SUPPLIED TEXT —
##############################

You’re at a conference. It’s day three. Your head is pounding from the crappy wine at last night’s mixer. Your lips are blue because some air conditioning fanatic set the thermostat to 50 degrees Fahrenheit. You’re in the back row by the electrical outlet, checking email. Then, you hear the words:
“Our correlation study shows Google ranks red websites higher.” The bolded words leap out. They wrap around your cerebrum. You look up. You start typing frantically: “Red websites rank higher. Talk to design team …”
Victory.
Then, the bonus: The next speaker says: “Extensive research shows four-word headlines perform better on Facebook.” More frantic typing: “Keep headlines to four words.” Dang. Your boss is going to love you.
Two weeks later, half the internet breaks out in a red rash, and Facebook is infested with four-word headlines. Why? Because Google delivers rankings; Facebook delivers engagement. They do it using algorithms.
We have to know those algorithms. But we can’t know those algorithms. So we fake it. We turn websites red. We use four-word headlines. We can do better by applying an algorithm chased by Google, Facebook and everyone else: Distance From Perfect.
Distance From Perfect
Distance From Perfect isn’t new. It’s how we stayed safe when we were skulking around on the veldt, hiding from tigers. Did that grass move? Run! Anything wrong — anything off — triggers an immediate “whoa, hold on” response.

##############################

GIVEN INFORMATION —
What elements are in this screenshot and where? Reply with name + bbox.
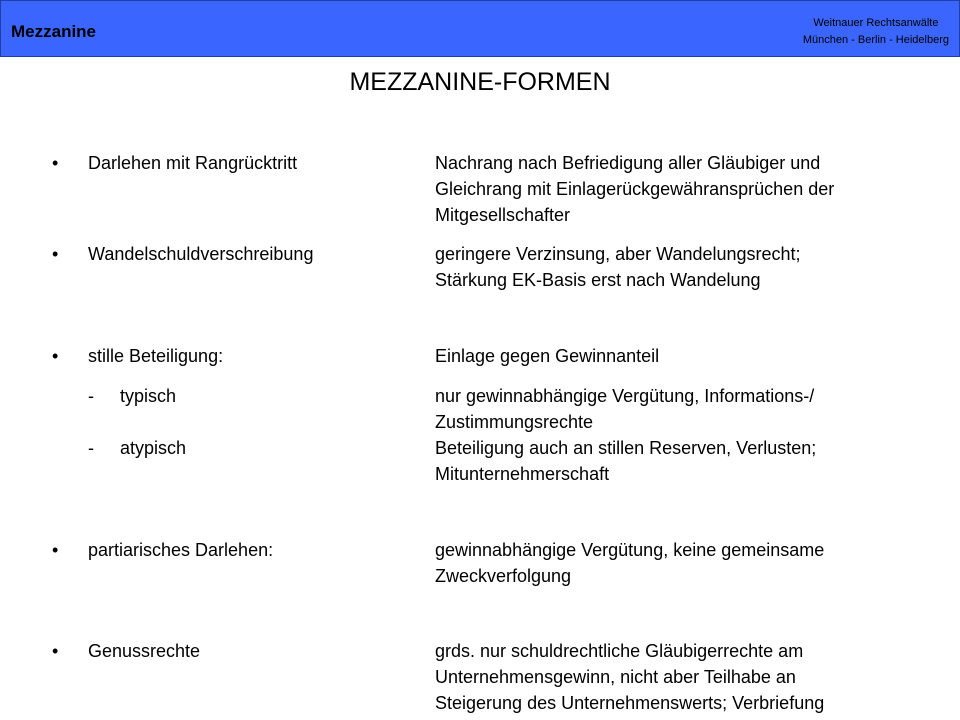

##############################

PROBLEM — Reproduce everything in the Distance From Perfect article from "Two weeks later, half" down to "Distance From Perfect.".

COMPLETE OUTPUT —
Two weeks later, half the internet breaks out in a red rash, and Facebook is infested with four-word headlines. Why? Because Google delivers rankings; Facebook delivers engagement. They do it using algorithms.
We have to know those algorithms. But we can’t know those algorithms. So we fake it. We turn websites red. We use four-word headlines. We can do better by applying an algorithm chased by Google, Facebook and everyone else: Distance From Perfect.